## START Input material

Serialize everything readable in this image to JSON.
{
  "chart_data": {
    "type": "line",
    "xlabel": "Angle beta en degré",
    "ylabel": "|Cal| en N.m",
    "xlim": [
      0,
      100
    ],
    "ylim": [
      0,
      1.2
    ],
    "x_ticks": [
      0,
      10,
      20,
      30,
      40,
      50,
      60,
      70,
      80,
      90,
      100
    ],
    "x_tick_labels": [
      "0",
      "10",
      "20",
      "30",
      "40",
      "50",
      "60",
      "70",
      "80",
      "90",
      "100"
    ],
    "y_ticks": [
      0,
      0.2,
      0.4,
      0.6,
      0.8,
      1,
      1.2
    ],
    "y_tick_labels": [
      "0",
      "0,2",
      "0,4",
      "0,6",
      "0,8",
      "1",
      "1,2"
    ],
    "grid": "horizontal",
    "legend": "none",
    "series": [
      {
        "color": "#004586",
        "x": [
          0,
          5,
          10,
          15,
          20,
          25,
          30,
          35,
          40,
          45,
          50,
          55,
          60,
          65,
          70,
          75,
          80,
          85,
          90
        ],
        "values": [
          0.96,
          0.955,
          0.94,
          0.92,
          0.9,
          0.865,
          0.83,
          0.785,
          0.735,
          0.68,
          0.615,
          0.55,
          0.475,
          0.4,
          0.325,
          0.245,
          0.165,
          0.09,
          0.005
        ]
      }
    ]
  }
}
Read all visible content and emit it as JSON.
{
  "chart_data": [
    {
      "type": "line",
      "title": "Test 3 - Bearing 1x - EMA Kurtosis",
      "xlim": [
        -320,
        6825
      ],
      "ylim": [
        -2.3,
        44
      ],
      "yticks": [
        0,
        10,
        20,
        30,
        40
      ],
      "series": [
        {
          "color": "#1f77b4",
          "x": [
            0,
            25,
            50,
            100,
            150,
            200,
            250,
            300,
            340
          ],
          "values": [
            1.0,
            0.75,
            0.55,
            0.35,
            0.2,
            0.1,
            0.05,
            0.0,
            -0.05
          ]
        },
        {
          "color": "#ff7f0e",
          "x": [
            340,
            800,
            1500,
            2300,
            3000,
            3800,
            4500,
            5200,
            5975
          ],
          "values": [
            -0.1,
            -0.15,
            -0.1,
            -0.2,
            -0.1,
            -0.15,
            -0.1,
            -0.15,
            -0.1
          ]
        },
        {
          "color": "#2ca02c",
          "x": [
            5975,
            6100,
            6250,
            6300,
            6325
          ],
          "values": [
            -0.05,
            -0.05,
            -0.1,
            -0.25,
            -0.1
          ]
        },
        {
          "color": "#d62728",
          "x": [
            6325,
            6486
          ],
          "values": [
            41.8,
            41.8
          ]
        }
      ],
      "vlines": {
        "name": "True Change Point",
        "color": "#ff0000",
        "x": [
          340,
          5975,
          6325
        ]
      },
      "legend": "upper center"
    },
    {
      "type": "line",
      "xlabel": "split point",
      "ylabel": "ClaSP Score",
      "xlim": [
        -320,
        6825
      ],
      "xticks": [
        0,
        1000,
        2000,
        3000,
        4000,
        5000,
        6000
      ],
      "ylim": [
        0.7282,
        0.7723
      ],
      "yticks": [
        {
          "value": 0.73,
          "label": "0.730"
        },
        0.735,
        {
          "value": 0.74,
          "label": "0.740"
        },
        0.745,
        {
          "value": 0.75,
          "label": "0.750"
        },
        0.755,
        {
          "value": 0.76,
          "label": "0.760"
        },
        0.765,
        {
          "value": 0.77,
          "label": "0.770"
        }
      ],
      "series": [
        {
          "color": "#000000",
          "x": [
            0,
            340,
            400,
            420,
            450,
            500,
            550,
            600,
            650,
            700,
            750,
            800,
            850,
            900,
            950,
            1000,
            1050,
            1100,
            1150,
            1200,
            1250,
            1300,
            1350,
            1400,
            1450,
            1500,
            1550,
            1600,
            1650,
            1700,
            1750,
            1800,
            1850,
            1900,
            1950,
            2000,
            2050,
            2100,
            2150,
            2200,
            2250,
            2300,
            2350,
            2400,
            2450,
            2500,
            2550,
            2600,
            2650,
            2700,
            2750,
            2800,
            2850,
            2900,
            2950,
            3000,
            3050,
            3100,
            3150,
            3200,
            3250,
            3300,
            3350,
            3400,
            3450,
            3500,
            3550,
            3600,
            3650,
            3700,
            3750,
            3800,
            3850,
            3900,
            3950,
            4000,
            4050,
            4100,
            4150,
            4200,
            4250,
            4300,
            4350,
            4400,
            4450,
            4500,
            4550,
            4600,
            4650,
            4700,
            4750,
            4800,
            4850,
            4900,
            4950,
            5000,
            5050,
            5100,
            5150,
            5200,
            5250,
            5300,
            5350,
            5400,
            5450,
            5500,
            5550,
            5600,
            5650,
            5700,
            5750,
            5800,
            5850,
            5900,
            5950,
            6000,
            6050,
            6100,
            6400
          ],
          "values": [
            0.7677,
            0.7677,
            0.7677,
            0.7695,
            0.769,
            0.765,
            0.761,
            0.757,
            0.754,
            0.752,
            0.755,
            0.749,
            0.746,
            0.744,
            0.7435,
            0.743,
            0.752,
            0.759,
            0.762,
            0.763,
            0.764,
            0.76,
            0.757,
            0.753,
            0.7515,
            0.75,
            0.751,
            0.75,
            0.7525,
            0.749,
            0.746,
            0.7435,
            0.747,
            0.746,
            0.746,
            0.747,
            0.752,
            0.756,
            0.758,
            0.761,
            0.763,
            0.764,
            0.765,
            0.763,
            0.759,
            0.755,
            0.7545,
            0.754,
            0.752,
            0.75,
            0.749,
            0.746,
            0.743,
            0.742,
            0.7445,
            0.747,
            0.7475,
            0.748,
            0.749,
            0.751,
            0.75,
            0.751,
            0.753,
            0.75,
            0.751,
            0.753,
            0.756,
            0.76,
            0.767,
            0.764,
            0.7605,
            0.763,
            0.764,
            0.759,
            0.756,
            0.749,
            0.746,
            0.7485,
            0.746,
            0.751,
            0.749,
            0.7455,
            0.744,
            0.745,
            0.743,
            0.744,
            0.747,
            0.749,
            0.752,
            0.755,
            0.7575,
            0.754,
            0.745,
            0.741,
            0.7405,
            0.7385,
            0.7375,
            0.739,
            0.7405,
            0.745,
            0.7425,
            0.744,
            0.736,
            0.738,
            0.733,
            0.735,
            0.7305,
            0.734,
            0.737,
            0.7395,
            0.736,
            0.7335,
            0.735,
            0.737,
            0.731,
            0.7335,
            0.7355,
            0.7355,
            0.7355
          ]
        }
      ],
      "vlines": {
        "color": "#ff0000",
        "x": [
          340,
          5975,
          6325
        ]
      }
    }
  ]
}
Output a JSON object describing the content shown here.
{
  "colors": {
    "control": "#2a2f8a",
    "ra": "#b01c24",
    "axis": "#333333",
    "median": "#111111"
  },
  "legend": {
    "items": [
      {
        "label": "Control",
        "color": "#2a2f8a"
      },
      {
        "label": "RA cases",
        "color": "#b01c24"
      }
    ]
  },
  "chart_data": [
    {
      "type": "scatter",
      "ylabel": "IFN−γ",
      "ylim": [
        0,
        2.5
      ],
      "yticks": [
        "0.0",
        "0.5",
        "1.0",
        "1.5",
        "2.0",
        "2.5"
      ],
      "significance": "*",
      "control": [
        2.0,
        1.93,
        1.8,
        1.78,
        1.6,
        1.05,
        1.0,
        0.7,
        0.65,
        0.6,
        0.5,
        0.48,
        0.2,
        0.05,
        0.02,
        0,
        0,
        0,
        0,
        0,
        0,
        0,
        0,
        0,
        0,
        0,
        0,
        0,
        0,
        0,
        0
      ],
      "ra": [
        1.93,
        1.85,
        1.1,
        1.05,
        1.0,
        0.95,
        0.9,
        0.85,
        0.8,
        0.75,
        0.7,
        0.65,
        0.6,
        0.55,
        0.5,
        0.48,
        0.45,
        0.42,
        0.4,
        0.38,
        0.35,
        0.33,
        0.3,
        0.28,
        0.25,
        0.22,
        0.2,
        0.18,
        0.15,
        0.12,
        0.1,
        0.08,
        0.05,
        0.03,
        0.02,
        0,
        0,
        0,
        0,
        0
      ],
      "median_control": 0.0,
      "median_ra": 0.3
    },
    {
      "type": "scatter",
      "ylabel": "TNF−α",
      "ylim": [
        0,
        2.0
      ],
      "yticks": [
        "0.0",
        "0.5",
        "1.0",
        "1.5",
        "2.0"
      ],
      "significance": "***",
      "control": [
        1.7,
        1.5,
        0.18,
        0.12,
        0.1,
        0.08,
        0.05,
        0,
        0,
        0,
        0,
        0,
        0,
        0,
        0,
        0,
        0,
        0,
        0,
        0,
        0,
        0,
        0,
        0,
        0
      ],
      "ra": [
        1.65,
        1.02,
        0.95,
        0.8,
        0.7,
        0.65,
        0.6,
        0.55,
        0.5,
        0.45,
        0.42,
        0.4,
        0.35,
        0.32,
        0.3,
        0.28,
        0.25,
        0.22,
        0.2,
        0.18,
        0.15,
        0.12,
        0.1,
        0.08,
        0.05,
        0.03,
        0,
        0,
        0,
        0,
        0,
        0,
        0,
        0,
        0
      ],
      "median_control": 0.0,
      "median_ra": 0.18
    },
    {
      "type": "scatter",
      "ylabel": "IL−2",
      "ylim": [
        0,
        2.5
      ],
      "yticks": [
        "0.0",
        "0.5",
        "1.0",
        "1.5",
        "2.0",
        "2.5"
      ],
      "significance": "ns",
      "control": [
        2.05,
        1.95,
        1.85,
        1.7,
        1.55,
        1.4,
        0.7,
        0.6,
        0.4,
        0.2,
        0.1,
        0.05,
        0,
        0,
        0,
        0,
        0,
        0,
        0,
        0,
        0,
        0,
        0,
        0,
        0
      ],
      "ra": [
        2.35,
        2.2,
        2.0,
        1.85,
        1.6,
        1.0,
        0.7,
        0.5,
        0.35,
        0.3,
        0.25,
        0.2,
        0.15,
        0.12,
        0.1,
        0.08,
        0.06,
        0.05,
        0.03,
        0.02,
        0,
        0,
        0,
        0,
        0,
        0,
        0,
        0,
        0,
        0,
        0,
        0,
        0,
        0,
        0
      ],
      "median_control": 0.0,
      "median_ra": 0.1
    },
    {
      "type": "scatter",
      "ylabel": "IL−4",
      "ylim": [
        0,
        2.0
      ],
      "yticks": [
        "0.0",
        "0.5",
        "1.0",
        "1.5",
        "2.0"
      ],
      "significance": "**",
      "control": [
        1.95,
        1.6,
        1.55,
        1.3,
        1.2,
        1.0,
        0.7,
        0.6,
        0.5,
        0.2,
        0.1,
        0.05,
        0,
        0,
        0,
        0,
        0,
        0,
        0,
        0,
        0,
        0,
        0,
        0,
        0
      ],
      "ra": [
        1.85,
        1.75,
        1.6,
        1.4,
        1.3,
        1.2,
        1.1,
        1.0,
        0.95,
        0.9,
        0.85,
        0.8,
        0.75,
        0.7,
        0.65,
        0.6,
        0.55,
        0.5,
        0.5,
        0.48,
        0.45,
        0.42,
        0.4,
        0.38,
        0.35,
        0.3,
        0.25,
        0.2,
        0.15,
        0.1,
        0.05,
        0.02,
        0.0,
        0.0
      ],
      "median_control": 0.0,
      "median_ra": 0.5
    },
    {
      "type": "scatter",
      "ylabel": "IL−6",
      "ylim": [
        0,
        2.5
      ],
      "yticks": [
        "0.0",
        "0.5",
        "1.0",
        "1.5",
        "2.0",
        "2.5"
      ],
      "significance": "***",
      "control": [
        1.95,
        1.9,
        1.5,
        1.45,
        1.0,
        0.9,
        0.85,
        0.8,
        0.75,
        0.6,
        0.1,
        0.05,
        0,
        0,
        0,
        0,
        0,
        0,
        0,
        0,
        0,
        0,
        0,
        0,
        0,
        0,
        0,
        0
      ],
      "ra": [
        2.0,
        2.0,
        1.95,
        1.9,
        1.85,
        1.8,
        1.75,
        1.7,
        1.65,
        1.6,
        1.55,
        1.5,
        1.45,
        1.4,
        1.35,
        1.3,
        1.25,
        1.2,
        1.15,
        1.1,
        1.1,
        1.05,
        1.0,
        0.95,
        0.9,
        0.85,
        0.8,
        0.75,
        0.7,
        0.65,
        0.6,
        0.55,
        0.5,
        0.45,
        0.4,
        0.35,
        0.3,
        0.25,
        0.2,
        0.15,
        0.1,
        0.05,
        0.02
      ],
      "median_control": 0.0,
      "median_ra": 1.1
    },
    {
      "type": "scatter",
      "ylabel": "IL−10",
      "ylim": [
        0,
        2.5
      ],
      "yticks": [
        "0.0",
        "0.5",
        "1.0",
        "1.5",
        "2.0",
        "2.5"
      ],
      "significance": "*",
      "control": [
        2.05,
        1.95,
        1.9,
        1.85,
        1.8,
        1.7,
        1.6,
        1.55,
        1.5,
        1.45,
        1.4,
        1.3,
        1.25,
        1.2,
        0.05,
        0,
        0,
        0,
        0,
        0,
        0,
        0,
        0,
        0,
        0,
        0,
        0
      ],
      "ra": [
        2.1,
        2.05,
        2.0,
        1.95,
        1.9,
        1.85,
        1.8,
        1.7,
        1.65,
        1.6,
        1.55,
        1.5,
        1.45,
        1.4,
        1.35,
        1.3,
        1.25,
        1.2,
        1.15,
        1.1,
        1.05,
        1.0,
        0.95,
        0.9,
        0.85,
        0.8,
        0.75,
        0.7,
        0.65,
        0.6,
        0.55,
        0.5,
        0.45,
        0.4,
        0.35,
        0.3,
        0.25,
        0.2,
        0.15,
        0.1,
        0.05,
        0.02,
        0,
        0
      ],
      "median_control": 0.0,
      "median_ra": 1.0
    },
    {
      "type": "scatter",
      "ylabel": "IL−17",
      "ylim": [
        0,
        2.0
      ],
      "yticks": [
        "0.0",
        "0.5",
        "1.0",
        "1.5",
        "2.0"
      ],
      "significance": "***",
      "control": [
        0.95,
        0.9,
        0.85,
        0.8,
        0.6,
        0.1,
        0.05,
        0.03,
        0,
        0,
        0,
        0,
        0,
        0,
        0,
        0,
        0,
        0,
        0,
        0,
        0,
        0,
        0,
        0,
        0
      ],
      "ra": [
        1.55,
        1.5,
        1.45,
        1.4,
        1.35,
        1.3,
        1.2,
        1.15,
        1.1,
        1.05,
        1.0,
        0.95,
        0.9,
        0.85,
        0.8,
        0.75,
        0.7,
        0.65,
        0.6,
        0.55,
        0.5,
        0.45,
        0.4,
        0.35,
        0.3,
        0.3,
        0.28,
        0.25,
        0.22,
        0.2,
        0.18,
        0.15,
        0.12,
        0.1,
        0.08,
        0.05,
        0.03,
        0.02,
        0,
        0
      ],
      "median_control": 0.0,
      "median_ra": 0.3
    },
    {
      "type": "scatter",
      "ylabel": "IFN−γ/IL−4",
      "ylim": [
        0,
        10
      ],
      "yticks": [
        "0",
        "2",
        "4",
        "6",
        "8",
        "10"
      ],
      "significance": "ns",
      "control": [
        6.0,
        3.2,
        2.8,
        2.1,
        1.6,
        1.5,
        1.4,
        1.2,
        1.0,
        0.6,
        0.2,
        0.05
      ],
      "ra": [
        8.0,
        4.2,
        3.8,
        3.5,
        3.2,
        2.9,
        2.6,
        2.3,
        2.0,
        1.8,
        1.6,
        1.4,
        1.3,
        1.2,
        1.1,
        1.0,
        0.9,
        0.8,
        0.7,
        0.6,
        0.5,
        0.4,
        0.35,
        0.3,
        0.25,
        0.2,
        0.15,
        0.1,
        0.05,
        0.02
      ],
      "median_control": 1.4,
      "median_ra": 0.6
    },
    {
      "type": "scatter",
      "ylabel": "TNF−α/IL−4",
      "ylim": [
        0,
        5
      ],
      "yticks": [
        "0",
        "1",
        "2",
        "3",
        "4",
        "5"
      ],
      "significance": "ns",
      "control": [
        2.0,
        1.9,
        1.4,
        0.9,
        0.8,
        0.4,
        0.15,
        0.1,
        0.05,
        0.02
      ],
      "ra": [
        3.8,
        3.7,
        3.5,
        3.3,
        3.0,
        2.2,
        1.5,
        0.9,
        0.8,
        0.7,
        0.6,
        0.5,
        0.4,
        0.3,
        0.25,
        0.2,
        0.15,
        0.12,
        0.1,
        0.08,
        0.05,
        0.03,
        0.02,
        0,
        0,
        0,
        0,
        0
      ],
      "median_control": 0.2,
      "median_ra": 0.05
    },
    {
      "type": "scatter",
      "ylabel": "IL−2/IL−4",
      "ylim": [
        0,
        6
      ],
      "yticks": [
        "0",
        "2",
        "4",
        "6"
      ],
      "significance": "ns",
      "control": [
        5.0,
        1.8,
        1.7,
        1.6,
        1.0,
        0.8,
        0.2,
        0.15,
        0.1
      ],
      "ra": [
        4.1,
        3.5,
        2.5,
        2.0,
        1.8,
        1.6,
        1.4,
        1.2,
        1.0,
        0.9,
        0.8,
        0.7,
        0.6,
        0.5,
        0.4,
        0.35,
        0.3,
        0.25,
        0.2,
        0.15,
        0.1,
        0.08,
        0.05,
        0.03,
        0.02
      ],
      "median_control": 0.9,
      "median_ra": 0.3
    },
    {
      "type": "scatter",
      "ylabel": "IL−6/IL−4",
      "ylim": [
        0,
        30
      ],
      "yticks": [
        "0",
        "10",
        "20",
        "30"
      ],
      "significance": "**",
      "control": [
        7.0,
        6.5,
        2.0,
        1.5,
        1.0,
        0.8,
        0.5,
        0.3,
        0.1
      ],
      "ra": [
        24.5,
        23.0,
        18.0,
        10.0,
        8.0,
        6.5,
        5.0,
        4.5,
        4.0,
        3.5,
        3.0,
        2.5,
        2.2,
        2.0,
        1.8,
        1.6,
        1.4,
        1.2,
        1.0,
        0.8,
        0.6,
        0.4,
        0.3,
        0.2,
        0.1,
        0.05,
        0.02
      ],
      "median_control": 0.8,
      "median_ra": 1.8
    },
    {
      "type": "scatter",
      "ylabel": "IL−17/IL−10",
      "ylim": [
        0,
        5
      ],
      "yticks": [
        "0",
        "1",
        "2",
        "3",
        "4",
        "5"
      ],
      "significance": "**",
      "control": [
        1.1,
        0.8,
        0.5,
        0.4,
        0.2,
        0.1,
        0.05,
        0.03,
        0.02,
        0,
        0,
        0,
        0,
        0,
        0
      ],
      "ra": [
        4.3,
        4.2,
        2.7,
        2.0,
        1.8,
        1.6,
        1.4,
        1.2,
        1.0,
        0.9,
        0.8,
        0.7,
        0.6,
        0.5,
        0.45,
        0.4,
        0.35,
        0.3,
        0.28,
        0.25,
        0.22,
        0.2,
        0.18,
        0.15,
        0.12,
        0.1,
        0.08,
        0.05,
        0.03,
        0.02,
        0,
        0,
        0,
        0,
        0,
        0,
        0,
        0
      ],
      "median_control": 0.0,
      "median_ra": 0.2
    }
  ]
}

## END Input material

The task: In the entries above, identify every line with the string "JSON".

Exercise output:
Serialize everything readable in this image to JSON.
Read all visible content and emit it as JSON.
Output a JSON object describing the content shown here.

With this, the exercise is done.